**DIRECTION:** The required output consists solely of the lines from the line containing "What does this" through the end of the records, copied exactly.

**DATA SHOWN:**
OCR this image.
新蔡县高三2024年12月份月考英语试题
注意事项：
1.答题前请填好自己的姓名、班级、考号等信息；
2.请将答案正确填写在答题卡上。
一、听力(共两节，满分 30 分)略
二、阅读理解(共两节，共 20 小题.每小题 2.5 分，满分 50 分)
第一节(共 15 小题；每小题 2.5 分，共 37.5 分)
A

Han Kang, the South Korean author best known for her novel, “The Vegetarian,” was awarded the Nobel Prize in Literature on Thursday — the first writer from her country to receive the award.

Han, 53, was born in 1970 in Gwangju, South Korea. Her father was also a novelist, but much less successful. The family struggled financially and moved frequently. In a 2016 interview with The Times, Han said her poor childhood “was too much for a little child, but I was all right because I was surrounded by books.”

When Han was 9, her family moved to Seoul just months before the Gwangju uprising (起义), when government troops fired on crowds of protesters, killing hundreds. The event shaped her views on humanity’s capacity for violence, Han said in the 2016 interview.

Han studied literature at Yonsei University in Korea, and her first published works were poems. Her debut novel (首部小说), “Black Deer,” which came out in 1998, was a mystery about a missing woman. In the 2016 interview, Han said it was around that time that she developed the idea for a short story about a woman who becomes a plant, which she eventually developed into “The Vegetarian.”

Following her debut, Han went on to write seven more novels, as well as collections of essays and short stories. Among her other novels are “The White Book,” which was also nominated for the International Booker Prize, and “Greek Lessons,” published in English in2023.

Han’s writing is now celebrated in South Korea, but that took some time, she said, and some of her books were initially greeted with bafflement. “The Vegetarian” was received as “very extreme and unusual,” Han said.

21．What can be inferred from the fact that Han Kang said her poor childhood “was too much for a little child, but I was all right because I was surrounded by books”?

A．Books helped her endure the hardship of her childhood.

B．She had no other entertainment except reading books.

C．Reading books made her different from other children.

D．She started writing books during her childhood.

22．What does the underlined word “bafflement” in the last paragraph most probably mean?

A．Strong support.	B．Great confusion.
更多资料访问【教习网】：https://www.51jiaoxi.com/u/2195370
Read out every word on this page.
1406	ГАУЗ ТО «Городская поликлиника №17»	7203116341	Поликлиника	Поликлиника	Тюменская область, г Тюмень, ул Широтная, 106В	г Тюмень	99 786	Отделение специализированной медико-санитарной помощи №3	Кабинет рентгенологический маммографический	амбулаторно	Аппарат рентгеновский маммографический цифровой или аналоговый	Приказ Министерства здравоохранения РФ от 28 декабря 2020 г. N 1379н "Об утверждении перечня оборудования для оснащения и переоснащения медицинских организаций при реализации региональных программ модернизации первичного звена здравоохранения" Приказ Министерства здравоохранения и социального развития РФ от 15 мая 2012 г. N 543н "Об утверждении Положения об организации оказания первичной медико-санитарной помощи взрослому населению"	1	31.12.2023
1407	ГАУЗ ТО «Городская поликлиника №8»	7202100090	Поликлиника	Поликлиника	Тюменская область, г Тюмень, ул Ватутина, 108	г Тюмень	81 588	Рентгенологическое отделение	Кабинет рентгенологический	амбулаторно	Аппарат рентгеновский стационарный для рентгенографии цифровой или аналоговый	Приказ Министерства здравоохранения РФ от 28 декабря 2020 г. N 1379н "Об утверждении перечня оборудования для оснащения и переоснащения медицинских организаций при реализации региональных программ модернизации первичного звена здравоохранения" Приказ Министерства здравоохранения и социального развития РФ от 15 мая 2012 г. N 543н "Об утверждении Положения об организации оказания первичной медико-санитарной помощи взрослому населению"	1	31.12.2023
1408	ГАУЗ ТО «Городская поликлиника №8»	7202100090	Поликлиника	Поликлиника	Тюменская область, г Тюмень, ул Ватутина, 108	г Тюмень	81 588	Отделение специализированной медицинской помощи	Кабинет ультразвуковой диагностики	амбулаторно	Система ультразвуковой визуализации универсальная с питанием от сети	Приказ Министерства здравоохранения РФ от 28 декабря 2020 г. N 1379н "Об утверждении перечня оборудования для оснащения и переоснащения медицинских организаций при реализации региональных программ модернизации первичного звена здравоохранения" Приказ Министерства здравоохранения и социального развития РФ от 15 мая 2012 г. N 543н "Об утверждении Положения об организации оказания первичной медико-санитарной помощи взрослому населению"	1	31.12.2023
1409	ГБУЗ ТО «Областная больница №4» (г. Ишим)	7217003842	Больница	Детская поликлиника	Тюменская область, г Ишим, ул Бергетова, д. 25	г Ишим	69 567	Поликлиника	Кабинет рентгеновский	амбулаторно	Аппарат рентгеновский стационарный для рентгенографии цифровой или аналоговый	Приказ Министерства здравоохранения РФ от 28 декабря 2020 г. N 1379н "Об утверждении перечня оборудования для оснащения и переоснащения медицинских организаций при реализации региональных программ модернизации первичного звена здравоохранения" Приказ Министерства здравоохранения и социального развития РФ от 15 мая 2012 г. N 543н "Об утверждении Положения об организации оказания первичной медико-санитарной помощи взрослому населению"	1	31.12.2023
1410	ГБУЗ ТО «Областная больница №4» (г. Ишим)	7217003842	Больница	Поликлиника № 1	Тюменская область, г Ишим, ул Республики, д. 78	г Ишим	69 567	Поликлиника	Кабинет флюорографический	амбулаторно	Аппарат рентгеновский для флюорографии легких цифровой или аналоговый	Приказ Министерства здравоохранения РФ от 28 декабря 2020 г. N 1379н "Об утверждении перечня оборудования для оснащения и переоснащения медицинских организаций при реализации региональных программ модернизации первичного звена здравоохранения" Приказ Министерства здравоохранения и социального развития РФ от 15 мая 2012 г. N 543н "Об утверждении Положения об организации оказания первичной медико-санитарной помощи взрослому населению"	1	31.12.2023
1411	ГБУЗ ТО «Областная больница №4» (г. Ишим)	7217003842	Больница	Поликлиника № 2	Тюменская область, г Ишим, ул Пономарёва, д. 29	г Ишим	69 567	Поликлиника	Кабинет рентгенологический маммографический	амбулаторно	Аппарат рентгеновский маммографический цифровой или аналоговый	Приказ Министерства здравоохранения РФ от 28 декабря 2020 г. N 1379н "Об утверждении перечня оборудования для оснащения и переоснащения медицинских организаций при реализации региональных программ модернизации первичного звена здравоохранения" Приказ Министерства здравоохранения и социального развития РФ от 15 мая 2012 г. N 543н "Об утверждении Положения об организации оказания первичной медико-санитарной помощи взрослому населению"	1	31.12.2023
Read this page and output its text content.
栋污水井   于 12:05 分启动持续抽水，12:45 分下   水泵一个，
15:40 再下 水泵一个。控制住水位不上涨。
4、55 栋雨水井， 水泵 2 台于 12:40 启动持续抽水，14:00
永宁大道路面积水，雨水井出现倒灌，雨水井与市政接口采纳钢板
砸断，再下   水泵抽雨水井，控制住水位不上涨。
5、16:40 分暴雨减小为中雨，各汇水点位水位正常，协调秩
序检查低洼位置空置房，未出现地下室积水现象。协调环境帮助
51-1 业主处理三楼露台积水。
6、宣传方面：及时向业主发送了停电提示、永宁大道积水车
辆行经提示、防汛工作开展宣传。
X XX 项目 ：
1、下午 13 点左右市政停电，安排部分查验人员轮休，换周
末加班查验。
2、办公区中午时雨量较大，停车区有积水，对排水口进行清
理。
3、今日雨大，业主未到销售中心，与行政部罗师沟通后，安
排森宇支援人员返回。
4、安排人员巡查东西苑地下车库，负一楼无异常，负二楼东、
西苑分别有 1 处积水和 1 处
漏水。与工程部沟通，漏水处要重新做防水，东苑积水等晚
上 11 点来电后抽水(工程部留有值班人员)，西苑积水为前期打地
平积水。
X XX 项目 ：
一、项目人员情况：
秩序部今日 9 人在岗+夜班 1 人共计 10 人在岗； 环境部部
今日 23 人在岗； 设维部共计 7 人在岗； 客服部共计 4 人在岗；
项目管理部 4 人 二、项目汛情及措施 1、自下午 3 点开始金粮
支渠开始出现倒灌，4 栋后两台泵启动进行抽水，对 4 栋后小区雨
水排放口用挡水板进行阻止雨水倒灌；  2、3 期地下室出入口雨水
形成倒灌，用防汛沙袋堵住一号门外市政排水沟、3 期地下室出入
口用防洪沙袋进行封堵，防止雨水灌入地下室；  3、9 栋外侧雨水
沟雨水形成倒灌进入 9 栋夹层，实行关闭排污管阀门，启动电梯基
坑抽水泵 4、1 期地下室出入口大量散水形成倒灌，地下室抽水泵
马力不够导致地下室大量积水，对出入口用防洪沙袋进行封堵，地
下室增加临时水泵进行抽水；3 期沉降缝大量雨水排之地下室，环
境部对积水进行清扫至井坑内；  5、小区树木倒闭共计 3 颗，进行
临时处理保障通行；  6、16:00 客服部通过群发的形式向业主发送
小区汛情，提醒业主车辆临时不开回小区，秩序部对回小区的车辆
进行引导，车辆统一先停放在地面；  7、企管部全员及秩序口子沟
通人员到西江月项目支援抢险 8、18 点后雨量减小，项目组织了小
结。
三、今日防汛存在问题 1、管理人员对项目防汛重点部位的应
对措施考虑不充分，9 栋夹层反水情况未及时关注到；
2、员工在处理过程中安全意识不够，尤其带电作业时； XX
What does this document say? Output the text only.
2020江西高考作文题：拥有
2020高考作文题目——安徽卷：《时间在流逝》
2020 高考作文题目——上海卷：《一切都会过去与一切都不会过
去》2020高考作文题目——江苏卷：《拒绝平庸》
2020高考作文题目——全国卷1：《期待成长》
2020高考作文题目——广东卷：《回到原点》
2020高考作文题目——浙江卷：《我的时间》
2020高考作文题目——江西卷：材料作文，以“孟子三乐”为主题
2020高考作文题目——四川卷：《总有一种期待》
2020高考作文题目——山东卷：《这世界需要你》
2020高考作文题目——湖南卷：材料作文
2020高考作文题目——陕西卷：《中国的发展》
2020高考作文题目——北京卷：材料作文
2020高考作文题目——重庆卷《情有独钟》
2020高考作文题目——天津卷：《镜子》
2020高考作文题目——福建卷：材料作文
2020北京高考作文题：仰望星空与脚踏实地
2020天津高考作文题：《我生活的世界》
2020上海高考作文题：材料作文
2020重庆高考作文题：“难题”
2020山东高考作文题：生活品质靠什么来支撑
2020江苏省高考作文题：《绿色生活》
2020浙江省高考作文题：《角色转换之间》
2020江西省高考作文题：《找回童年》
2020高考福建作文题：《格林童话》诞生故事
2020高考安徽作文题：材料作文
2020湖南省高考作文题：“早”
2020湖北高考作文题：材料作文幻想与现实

**SOLUTION FOR THIS TASK:**
What does this document say? Output the text only.
2020江西高考作文题：拥有
2020高考作文题目——安徽卷：《时间在流逝》
2020 高考作文题目——上海卷：《一切都会过去与一切都不会过
去》2020高考作文题目——江苏卷：《拒绝平庸》
2020高考作文题目——全国卷1：《期待成长》
2020高考作文题目——广东卷：《回到原点》
2020高考作文题目——浙江卷：《我的时间》
2020高考作文题目——江西卷：材料作文，以“孟子三乐”为主题
2020高考作文题目——四川卷：《总有一种期待》
2020高考作文题目——山东卷：《这世界需要你》
2020高考作文题目——湖南卷：材料作文
2020高考作文题目——陕西卷：《中国的发展》
2020高考作文题目——北京卷：材料作文
2020高考作文题目——重庆卷《情有独钟》
2020高考作文题目——天津卷：《镜子》
2020高考作文题目——福建卷：材料作文
2020北京高考作文题：仰望星空与脚踏实地
2020天津高考作文题：《我生活的世界》
2020上海高考作文题：材料作文
2020重庆高考作文题：“难题”
2020山东高考作文题：生活品质靠什么来支撑
2020江苏省高考作文题：《绿色生活》
2020浙江省高考作文题：《角色转换之间》
2020江西省高考作文题：《找回童年》
2020高考福建作文题：《格林童话》诞生故事
2020高考安徽作文题：材料作文
2020湖南省高考作文题：“早”
2020湖北高考作文题：材料作文幻想与现实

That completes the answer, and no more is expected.